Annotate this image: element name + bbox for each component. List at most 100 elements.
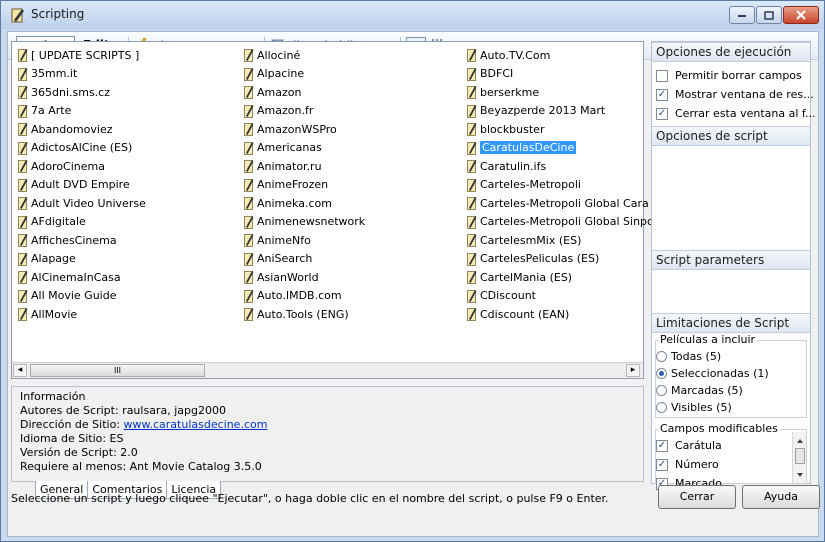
* * *
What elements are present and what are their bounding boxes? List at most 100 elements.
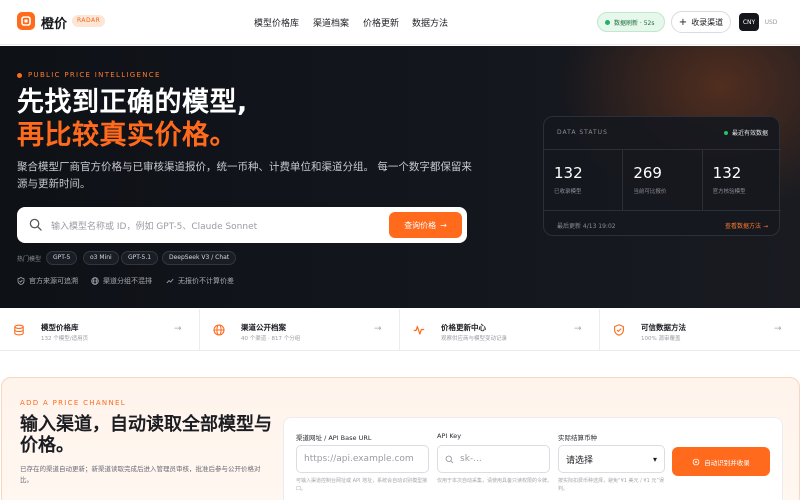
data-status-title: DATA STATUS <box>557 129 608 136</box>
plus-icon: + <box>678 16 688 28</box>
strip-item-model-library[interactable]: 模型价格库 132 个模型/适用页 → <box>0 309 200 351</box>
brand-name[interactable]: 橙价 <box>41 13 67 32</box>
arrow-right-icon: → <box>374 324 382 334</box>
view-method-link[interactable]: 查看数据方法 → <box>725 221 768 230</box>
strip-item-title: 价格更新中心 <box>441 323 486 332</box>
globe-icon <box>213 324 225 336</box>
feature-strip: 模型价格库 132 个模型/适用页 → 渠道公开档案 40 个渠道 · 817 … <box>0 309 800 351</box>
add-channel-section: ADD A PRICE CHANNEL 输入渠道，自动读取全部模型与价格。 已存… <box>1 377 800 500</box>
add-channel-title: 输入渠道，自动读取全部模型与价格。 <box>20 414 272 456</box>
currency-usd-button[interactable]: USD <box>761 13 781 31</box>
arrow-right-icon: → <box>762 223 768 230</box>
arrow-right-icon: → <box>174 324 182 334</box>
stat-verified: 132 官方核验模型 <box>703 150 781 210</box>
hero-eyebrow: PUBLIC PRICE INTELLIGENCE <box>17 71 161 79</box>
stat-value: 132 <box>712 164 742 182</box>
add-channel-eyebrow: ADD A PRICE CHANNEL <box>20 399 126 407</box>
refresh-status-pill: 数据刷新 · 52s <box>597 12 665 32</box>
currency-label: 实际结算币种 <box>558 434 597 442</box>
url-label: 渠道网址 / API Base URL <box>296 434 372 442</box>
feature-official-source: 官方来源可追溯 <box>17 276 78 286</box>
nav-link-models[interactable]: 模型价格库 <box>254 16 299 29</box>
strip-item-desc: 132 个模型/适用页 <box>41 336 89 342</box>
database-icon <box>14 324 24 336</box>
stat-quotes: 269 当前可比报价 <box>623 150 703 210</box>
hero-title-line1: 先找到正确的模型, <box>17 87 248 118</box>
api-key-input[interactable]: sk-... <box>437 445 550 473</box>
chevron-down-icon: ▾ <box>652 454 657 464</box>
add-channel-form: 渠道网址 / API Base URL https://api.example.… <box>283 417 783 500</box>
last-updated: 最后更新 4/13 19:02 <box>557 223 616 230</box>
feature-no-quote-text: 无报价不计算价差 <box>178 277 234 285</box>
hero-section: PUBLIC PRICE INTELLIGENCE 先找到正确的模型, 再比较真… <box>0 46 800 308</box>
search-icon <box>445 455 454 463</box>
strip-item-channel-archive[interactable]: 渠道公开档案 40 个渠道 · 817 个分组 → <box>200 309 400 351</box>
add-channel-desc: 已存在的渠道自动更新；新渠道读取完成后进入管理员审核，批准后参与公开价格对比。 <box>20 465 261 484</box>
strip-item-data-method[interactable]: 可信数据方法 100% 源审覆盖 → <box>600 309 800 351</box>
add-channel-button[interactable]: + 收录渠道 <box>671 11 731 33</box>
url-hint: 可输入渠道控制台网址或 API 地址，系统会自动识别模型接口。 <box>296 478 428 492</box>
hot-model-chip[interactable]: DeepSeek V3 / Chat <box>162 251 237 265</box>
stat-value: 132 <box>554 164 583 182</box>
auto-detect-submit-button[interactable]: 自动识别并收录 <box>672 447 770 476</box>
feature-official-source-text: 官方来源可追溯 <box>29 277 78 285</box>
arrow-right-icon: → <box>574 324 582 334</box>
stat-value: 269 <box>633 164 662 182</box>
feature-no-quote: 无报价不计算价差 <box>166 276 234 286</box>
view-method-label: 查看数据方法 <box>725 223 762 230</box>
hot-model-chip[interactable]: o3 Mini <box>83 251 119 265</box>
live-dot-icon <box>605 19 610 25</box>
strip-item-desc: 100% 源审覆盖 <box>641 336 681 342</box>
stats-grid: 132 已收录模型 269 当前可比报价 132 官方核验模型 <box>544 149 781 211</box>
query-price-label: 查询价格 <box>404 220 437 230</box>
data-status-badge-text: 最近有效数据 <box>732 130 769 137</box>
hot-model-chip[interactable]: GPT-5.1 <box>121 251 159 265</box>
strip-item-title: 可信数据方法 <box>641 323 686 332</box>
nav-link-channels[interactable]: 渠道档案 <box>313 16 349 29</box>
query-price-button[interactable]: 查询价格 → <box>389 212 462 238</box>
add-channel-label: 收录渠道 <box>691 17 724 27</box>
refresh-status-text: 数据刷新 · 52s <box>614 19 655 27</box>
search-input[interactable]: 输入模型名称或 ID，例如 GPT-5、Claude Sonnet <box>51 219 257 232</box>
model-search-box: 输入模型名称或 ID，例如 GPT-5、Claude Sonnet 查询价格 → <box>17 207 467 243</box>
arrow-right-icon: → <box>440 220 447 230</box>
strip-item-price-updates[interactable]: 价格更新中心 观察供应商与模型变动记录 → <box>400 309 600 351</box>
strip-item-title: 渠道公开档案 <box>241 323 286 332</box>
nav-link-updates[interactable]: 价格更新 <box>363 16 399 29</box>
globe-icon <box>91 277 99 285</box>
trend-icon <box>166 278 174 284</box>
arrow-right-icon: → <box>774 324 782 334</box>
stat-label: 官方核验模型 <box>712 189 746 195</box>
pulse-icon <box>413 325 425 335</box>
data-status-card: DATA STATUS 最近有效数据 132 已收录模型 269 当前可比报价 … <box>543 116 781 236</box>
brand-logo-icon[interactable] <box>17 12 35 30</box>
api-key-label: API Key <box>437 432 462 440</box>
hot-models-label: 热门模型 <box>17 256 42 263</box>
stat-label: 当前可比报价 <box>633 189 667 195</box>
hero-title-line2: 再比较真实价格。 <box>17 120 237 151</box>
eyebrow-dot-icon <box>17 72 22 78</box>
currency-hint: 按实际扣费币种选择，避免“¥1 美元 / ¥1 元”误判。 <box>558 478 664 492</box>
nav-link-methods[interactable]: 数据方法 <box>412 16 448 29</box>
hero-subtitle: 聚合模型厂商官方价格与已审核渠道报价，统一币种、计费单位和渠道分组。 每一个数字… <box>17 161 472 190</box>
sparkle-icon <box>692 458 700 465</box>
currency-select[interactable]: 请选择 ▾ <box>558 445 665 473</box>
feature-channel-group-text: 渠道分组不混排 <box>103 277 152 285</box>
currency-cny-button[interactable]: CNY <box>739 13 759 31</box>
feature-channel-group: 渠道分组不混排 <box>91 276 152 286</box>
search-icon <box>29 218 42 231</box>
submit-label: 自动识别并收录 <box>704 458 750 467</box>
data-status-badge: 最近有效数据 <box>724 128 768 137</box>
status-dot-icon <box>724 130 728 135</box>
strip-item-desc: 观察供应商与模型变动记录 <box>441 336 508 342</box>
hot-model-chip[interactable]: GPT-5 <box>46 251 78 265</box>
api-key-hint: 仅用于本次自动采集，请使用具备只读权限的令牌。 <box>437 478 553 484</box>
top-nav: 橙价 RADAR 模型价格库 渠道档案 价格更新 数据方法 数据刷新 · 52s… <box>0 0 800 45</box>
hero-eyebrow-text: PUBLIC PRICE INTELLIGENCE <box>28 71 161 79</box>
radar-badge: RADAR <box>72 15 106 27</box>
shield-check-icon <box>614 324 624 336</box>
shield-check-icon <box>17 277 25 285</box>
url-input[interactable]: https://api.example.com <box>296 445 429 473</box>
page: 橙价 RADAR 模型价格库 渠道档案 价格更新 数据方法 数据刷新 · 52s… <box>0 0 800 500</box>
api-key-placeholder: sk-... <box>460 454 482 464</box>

▶ [WRITTEN REQUEST]: How many lines of the data above contain the string "submit"? Case counts. Reply with the number only.

▶ [ANSWER TO THE PROBLEM]: 2